Items from a data source
+ + + +

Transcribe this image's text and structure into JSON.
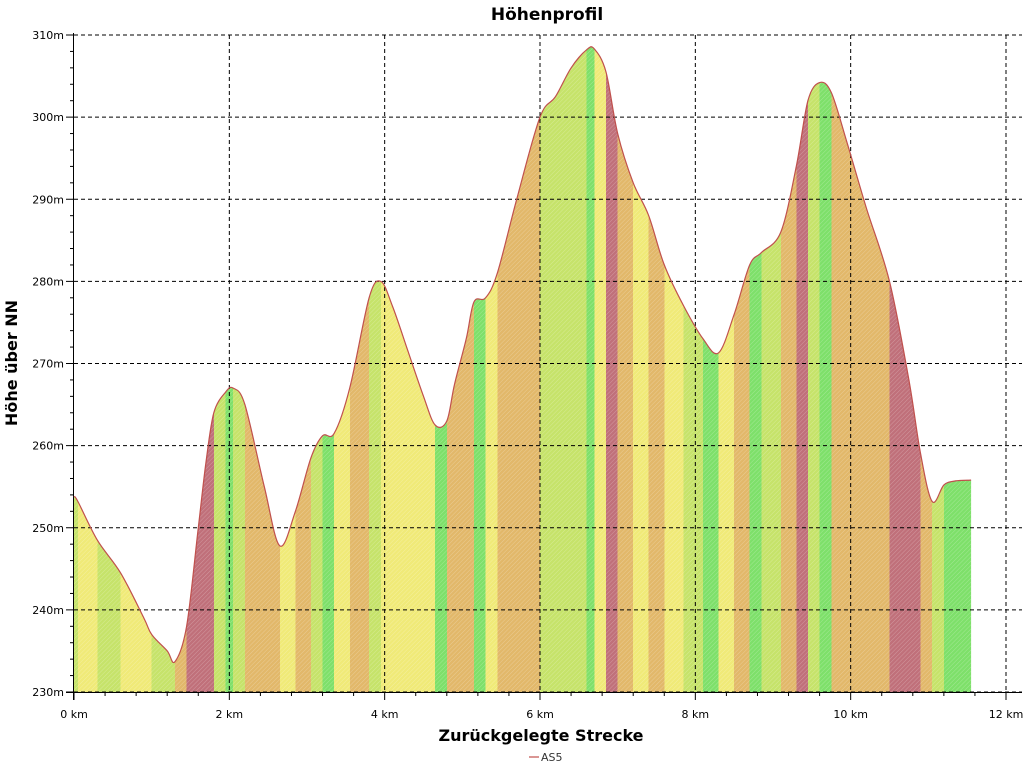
{
  "chart_data": {
    "type": "area",
    "title": "Höhenprofil",
    "xlabel": "Zurückgelegte Strecke",
    "ylabel": "Höhe über NN",
    "xlim": [
      0,
      12
    ],
    "ylim": [
      230,
      310
    ],
    "x_ticks": [
      0,
      2,
      4,
      6,
      8,
      10,
      12
    ],
    "x_tick_labels": [
      "0 km",
      "2 km",
      "4 km",
      "6 km",
      "8 km",
      "10 km",
      "12 km"
    ],
    "y_ticks": [
      230,
      240,
      250,
      260,
      270,
      280,
      290,
      300,
      310
    ],
    "y_tick_labels": [
      "230m",
      "240m",
      "250m",
      "260m",
      "270m",
      "280m",
      "290m",
      "300m",
      "310m"
    ],
    "grid": true,
    "legend_position": "bottom-center",
    "fill_gradient": "slope (green = flat, yellow = moderate, red = steep)",
    "series": [
      {
        "name": "AS5",
        "color": "#c0504d",
        "x": [
          0,
          0.05,
          0.3,
          0.6,
          0.9,
          1.0,
          1.2,
          1.3,
          1.45,
          1.6,
          1.7,
          1.8,
          1.95,
          2.05,
          2.2,
          2.45,
          2.65,
          2.85,
          3.05,
          3.2,
          3.35,
          3.55,
          3.8,
          3.95,
          4.1,
          4.3,
          4.5,
          4.65,
          4.8,
          4.9,
          5.05,
          5.15,
          5.3,
          5.45,
          5.7,
          6.0,
          6.2,
          6.4,
          6.6,
          6.7,
          6.85,
          7.0,
          7.2,
          7.4,
          7.6,
          7.85,
          8.1,
          8.3,
          8.5,
          8.7,
          8.85,
          9.1,
          9.3,
          9.45,
          9.6,
          9.75,
          9.95,
          10.2,
          10.5,
          10.75,
          10.9,
          11.05,
          11.2,
          11.35,
          11.55
        ],
        "values": [
          253.8,
          253.2,
          248.5,
          244.5,
          239.0,
          237.0,
          235.0,
          233.7,
          238.0,
          250.0,
          258.0,
          264.0,
          266.5,
          267.0,
          265.0,
          255.0,
          247.8,
          252.0,
          258.5,
          261.2,
          261.5,
          267.0,
          278.0,
          280.0,
          277.0,
          271.5,
          266.0,
          262.5,
          263.0,
          267.5,
          273.0,
          277.5,
          278.0,
          281.0,
          290.0,
          300.0,
          302.5,
          306.0,
          308.2,
          308.3,
          305.5,
          298.0,
          292.0,
          288.0,
          282.0,
          277.0,
          273.0,
          271.3,
          276.0,
          282.0,
          283.5,
          286.0,
          294.0,
          302.0,
          304.2,
          303.0,
          297.0,
          289.0,
          280.0,
          268.0,
          259.0,
          253.2,
          255.2,
          255.7,
          255.8
        ]
      }
    ]
  }
}
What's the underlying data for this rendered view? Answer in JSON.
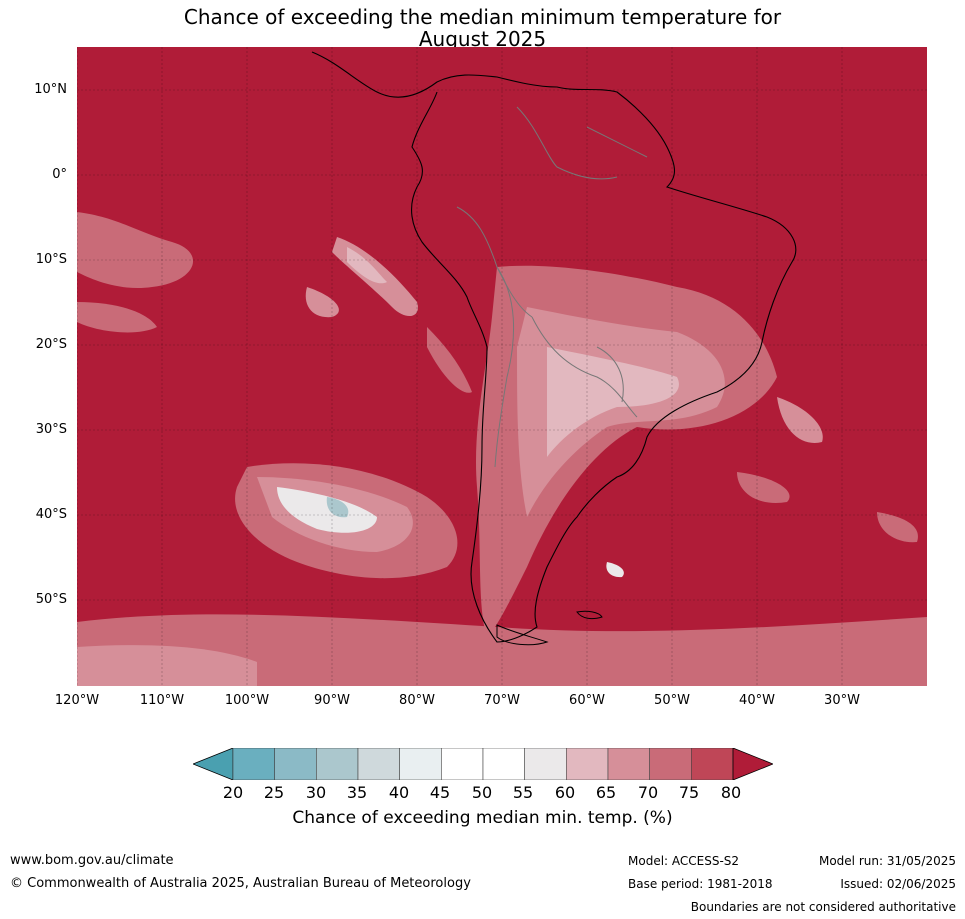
{
  "title": {
    "line1": "Chance of exceeding the median minimum temperature for",
    "line2": "August 2025"
  },
  "map": {
    "lat_labels": [
      "10°N",
      "0°",
      "10°S",
      "20°S",
      "30°S",
      "40°S",
      "50°S"
    ],
    "lon_labels": [
      "120°W",
      "110°W",
      "100°W",
      "90°W",
      "80°W",
      "70°W",
      "60°W",
      "50°W",
      "40°W",
      "30°W"
    ],
    "background_category_color": "#b01c38"
  },
  "colorbar": {
    "ticks": [
      "20",
      "25",
      "30",
      "35",
      "40",
      "45",
      "50",
      "55",
      "60",
      "65",
      "70",
      "75",
      "80"
    ],
    "colors": [
      "#4aa0b0",
      "#6aafbf",
      "#8bbac6",
      "#abc7cd",
      "#cfd9dc",
      "#e9eff1",
      "#ffffff",
      "#ffffff",
      "#ebe9ea",
      "#e2b8bf",
      "#d68f99",
      "#c96b78",
      "#bf4657",
      "#b01c38"
    ],
    "label": "Chance of exceeding median min. temp. (%)"
  },
  "footer": {
    "website": "www.bom.gov.au/climate",
    "copyright": "© Commonwealth of Australia 2025, Australian Bureau of Meteorology",
    "model": "Model: ACCESS-S2",
    "base_period": "Base period: 1981-2018",
    "model_run": "Model run: 31/05/2025",
    "issued": "Issued: 02/06/2025",
    "disclaimer": "Boundaries are not considered authoritative"
  }
}
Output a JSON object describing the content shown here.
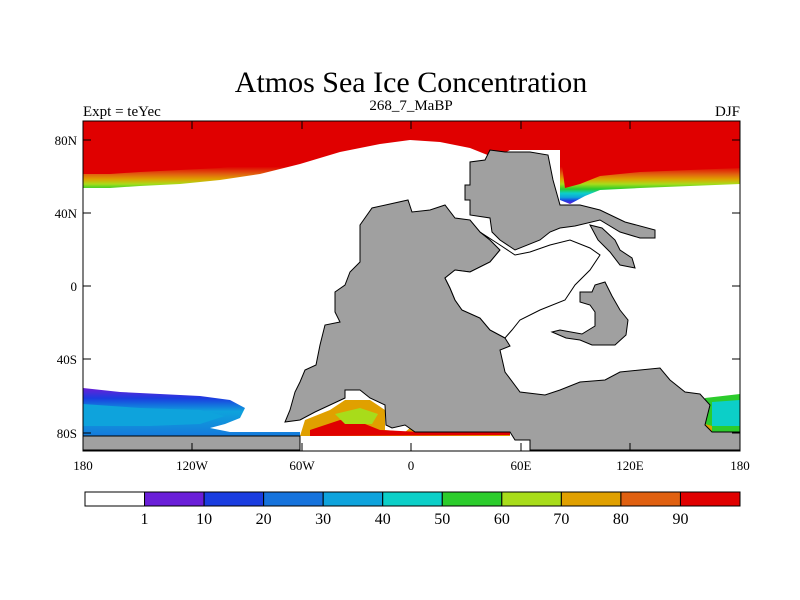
{
  "title": "Atmos Sea Ice Concentration",
  "subtitle_left": "Expt = teYec",
  "subtitle_center": "268_7_MaBP",
  "subtitle_right": "DJF",
  "lat_ticks": [
    "80N",
    "40N",
    "0",
    "40S",
    "80S"
  ],
  "lon_ticks": [
    "180",
    "120W",
    "60W",
    "0",
    "60E",
    "120E",
    "180"
  ],
  "colorbar": {
    "colors": [
      "#ffffff",
      "#6a1fd8",
      "#1a3de0",
      "#1673dc",
      "#0ea3dc",
      "#0ccfc8",
      "#2ccc2c",
      "#a8dc1a",
      "#e0a000",
      "#e06010",
      "#e00000"
    ],
    "labels": [
      "1",
      "10",
      "20",
      "30",
      "40",
      "50",
      "60",
      "70",
      "80",
      "90"
    ]
  },
  "colors": {
    "land": "#a0a0a0",
    "ocean": "#ffffff",
    "ice_max": "#e00000"
  }
}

+ + + +

* **GIVEN PROBLEM**: Write out the listing above again, exactly, but with no pictures in the copy.

* **TASK SOLUTION**:
Transcribe this image's text and structure into JSON.
{
  "chart_data": {
    "type": "area",
    "title": "Höhenprofil",
    "xlabel": "Zurückgelegte Strecke",
    "ylabel": "Höhe über NN",
    "xlim": [
      0,
      12
    ],
    "ylim": [
      230,
      310
    ],
    "x_ticks": [
      0,
      2,
      4,
      6,
      8,
      10,
      12
    ],
    "x_tick_labels": [
      "0 km",
      "2 km",
      "4 km",
      "6 km",
      "8 km",
      "10 km",
      "12 km"
    ],
    "y_ticks": [
      230,
      240,
      250,
      260,
      270,
      280,
      290,
      300,
      310
    ],
    "y_tick_labels": [
      "230m",
      "240m",
      "250m",
      "260m",
      "270m",
      "280m",
      "290m",
      "300m",
      "310m"
    ],
    "grid": true,
    "legend_position": "bottom-center",
    "fill_gradient": "slope (green = flat, yellow = moderate, red = steep)",
    "series": [
      {
        "name": "AS5",
        "color": "#c0504d",
        "x": [
          0,
          0.05,
          0.3,
          0.6,
          0.9,
          1.0,
          1.2,
          1.3,
          1.45,
          1.6,
          1.7,
          1.8,
          1.95,
          2.05,
          2.2,
          2.45,
          2.65,
          2.85,
          3.05,
          3.2,
          3.35,
          3.55,
          3.8,
          3.95,
          4.1,
          4.3,
          4.5,
          4.65,
          4.8,
          4.9,
          5.05,
          5.15,
          5.3,
          5.45,
          5.7,
          6.0,
          6.2,
          6.4,
          6.6,
          6.7,
          6.85,
          7.0,
          7.2,
          7.4,
          7.6,
          7.85,
          8.1,
          8.3,
          8.5,
          8.7,
          8.85,
          9.1,
          9.3,
          9.45,
          9.6,
          9.75,
          9.95,
          10.2,
          10.5,
          10.75,
          10.9,
          11.05,
          11.2,
          11.35,
          11.55
        ],
        "values": [
          253.8,
          253.2,
          248.5,
          244.5,
          239.0,
          237.0,
          235.0,
          233.7,
          238.0,
          250.0,
          258.0,
          264.0,
          266.5,
          267.0,
          265.0,
          255.0,
          247.8,
          252.0,
          258.5,
          261.2,
          261.5,
          267.0,
          278.0,
          280.0,
          277.0,
          271.5,
          266.0,
          262.5,
          263.0,
          267.5,
          273.0,
          277.5,
          278.0,
          281.0,
          290.0,
          300.0,
          302.5,
          306.0,
          308.2,
          308.3,
          305.5,
          298.0,
          292.0,
          288.0,
          282.0,
          277.0,
          273.0,
          271.3,
          276.0,
          282.0,
          283.5,
          286.0,
          294.0,
          302.0,
          304.2,
          303.0,
          297.0,
          289.0,
          280.0,
          268.0,
          259.0,
          253.2,
          255.2,
          255.7,
          255.8
        ]
      }
    ]
  }
}
What's the underlying data for this rendered view? Answer in JSON.
{
  "title": {
    "line1": "Chance of exceeding the median minimum temperature for",
    "line2": "August 2025"
  },
  "map": {
    "lat_labels": [
      "10°N",
      "0°",
      "10°S",
      "20°S",
      "30°S",
      "40°S",
      "50°S"
    ],
    "lon_labels": [
      "120°W",
      "110°W",
      "100°W",
      "90°W",
      "80°W",
      "70°W",
      "60°W",
      "50°W",
      "40°W",
      "30°W"
    ],
    "background_category_color": "#b01c38"
  },
  "colorbar": {
    "ticks": [
      "20",
      "25",
      "30",
      "35",
      "40",
      "45",
      "50",
      "55",
      "60",
      "65",
      "70",
      "75",
      "80"
    ],
    "colors": [
      "#4aa0b0",
      "#6aafbf",
      "#8bbac6",
      "#abc7cd",
      "#cfd9dc",
      "#e9eff1",
      "#ffffff",
      "#ffffff",
      "#ebe9ea",
      "#e2b8bf",
      "#d68f99",
      "#c96b78",
      "#bf4657",
      "#b01c38"
    ],
    "label": "Chance of exceeding median min. temp. (%)"
  },
  "footer": {
    "website": "www.bom.gov.au/climate",
    "copyright": "© Commonwealth of Australia 2025, Australian Bureau of Meteorology",
    "model": "Model: ACCESS-S2",
    "base_period": "Base period: 1981-2018",
    "model_run": "Model run: 31/05/2025",
    "issued": "Issued: 02/06/2025",
    "disclaimer": "Boundaries are not considered authoritative"
  }
}
Output a JSON object describing the content shown here.
{
  "title": "Atmos Sea Ice Concentration",
  "subtitle_left": "Expt = teYec",
  "subtitle_center": "268_7_MaBP",
  "subtitle_right": "DJF",
  "lat_ticks": [
    "80N",
    "40N",
    "0",
    "40S",
    "80S"
  ],
  "lon_ticks": [
    "180",
    "120W",
    "60W",
    "0",
    "60E",
    "120E",
    "180"
  ],
  "colorbar": {
    "colors": [
      "#ffffff",
      "#6a1fd8",
      "#1a3de0",
      "#1673dc",
      "#0ea3dc",
      "#0ccfc8",
      "#2ccc2c",
      "#a8dc1a",
      "#e0a000",
      "#e06010",
      "#e00000"
    ],
    "labels": [
      "1",
      "10",
      "20",
      "30",
      "40",
      "50",
      "60",
      "70",
      "80",
      "90"
    ]
  },
  "colors": {
    "land": "#a0a0a0",
    "ocean": "#ffffff",
    "ice_max": "#e00000"
  }
}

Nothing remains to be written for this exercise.